Stored data

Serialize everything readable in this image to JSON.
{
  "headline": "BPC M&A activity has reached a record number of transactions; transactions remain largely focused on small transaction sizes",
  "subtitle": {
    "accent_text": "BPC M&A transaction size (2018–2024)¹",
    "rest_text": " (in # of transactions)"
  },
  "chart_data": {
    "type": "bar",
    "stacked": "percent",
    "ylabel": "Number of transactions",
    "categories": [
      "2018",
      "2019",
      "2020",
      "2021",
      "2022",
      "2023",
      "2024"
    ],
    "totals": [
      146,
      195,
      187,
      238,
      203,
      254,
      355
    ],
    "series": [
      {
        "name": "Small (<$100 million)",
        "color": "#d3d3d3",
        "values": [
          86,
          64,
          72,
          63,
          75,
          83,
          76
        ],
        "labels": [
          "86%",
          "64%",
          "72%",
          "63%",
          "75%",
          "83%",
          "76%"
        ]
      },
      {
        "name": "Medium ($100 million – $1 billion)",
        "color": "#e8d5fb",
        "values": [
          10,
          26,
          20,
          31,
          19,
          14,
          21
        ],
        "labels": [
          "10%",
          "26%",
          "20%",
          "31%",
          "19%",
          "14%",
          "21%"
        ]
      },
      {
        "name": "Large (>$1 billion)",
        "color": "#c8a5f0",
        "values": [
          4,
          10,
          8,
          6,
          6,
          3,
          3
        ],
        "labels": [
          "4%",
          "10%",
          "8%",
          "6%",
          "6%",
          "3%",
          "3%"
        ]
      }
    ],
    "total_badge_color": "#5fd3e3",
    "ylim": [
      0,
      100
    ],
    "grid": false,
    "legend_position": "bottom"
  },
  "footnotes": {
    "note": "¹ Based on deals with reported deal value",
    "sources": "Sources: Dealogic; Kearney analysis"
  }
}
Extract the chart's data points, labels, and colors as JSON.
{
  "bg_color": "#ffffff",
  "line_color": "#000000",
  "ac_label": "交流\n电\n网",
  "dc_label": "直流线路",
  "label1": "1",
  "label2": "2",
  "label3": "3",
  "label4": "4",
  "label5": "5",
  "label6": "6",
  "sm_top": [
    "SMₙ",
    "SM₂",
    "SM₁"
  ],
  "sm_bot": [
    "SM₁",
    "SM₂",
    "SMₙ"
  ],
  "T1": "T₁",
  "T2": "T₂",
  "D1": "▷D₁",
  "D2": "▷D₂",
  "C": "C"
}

**DIRECTIONS FOR THIS TASK**
Return the number of lines that include the word "JSON", and nothing else.

**SOLUTION BELOW**
2